═══ MATERIAL SUPPLIED
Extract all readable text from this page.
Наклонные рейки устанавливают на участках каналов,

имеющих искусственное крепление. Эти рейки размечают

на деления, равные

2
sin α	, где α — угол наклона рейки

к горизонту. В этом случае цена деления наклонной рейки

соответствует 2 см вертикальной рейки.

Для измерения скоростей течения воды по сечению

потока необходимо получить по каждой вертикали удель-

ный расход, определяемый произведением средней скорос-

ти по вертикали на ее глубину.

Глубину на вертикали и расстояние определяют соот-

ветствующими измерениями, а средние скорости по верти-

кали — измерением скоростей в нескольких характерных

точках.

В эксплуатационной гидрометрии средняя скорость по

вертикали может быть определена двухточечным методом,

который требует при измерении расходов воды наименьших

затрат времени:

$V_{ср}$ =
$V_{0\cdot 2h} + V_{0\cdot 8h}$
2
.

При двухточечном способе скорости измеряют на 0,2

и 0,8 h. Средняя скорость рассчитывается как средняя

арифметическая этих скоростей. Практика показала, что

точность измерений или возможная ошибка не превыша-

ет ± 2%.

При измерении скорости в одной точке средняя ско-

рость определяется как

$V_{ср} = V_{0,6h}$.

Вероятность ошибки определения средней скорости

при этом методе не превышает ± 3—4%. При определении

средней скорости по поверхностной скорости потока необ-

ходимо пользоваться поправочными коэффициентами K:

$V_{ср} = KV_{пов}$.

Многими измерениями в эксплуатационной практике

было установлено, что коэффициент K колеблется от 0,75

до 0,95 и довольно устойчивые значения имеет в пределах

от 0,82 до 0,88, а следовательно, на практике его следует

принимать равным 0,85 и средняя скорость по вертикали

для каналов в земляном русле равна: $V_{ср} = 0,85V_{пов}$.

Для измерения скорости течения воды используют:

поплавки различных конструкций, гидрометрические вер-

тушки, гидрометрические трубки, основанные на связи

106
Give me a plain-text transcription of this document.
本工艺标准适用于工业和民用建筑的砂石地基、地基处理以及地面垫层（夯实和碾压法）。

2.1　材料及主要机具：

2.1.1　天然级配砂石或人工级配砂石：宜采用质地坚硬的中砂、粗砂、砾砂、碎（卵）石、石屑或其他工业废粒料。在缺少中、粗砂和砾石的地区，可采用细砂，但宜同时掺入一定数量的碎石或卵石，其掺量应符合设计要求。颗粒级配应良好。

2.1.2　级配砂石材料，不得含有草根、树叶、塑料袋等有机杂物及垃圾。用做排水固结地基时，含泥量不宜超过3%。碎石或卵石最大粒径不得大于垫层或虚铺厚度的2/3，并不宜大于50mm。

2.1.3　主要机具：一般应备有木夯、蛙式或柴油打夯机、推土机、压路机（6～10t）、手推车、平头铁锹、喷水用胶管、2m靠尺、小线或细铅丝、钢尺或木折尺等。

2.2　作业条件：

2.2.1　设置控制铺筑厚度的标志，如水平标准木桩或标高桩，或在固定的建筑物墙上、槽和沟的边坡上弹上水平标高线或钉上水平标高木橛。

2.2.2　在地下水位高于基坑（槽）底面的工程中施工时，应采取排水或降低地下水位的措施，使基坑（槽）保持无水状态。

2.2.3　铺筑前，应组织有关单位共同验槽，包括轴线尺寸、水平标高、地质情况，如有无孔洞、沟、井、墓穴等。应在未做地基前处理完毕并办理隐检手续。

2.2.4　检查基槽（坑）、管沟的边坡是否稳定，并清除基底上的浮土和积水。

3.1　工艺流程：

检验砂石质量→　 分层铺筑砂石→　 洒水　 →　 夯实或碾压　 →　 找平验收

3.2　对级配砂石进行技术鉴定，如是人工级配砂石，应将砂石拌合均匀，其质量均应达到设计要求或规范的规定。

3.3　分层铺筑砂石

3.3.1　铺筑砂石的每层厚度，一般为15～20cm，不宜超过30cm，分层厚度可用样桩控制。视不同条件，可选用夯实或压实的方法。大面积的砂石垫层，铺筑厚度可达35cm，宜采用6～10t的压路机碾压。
══════
◆ SET EXERCISE: Every line of the records above needs to be given again exactly.

◆ CORRECT OUTPUT:
Extract all readable text from this page.
Наклонные рейки устанавливают на участках каналов,

имеющих искусственное крепление. Эти рейки размечают

на деления, равные

2
sin α	, где α — угол наклона рейки

к горизонту. В этом случае цена деления наклонной рейки

соответствует 2 см вертикальной рейки.

Для измерения скоростей течения воды по сечению

потока необходимо получить по каждой вертикали удель-

ный расход, определяемый произведением средней скорос-

ти по вертикали на ее глубину.

Глубину на вертикали и расстояние определяют соот-

ветствующими измерениями, а средние скорости по верти-

кали — измерением скоростей в нескольких характерных

точках.

В эксплуатационной гидрометрии средняя скорость по

вертикали может быть определена двухточечным методом,

который требует при измерении расходов воды наименьших

затрат времени:

$V_{ср}$ =
$V_{0\cdot 2h} + V_{0\cdot 8h}$
2
.

При двухточечном способе скорости измеряют на 0,2

и 0,8 h. Средняя скорость рассчитывается как средняя

арифметическая этих скоростей. Практика показала, что

точность измерений или возможная ошибка не превыша-

ет ± 2%.

При измерении скорости в одной точке средняя ско-

рость определяется как

$V_{ср} = V_{0,6h}$.

Вероятность ошибки определения средней скорости

при этом методе не превышает ± 3—4%. При определении

средней скорости по поверхностной скорости потока необ-

ходимо пользоваться поправочными коэффициентами K:

$V_{ср} = KV_{пов}$.

Многими измерениями в эксплуатационной практике

было установлено, что коэффициент K колеблется от 0,75

до 0,95 и довольно устойчивые значения имеет в пределах

от 0,82 до 0,88, а следовательно, на практике его следует

принимать равным 0,85 и средняя скорость по вертикали

для каналов в земляном русле равна: $V_{ср} = 0,85V_{пов}$.

Для измерения скорости течения воды используют:

поплавки различных конструкций, гидрометрические вер-

тушки, гидрометрические трубки, основанные на связи

106
Give me a plain-text transcription of this document.
本工艺标准适用于工业和民用建筑的砂石地基、地基处理以及地面垫层（夯实和碾压法）。

2.1　材料及主要机具：

2.1.1　天然级配砂石或人工级配砂石：宜采用质地坚硬的中砂、粗砂、砾砂、碎（卵）石、石屑或其他工业废粒料。在缺少中、粗砂和砾石的地区，可采用细砂，但宜同时掺入一定数量的碎石或卵石，其掺量应符合设计要求。颗粒级配应良好。

2.1.2　级配砂石材料，不得含有草根、树叶、塑料袋等有机杂物及垃圾。用做排水固结地基时，含泥量不宜超过3%。碎石或卵石最大粒径不得大于垫层或虚铺厚度的2/3，并不宜大于50mm。

2.1.3　主要机具：一般应备有木夯、蛙式或柴油打夯机、推土机、压路机（6～10t）、手推车、平头铁锹、喷水用胶管、2m靠尺、小线或细铅丝、钢尺或木折尺等。

2.2　作业条件：

2.2.1　设置控制铺筑厚度的标志，如水平标准木桩或标高桩，或在固定的建筑物墙上、槽和沟的边坡上弹上水平标高线或钉上水平标高木橛。

2.2.2　在地下水位高于基坑（槽）底面的工程中施工时，应采取排水或降低地下水位的措施，使基坑（槽）保持无水状态。

2.2.3　铺筑前，应组织有关单位共同验槽，包括轴线尺寸、水平标高、地质情况，如有无孔洞、沟、井、墓穴等。应在未做地基前处理完毕并办理隐检手续。

2.2.4　检查基槽（坑）、管沟的边坡是否稳定，并清除基底上的浮土和积水。

3.1　工艺流程：

检验砂石质量→　 分层铺筑砂石→　 洒水　 →　 夯实或碾压　 →　 找平验收

3.2　对级配砂石进行技术鉴定，如是人工级配砂石，应将砂石拌合均匀，其质量均应达到设计要求或规范的规定。

3.3　分层铺筑砂石

3.3.1　铺筑砂石的每层厚度，一般为15～20cm，不宜超过30cm，分层厚度可用样桩控制。视不同条件，可选用夯实或压实的方法。大面积的砂石垫层，铺筑厚度可达35cm，宜采用6～10t的压路机碾压。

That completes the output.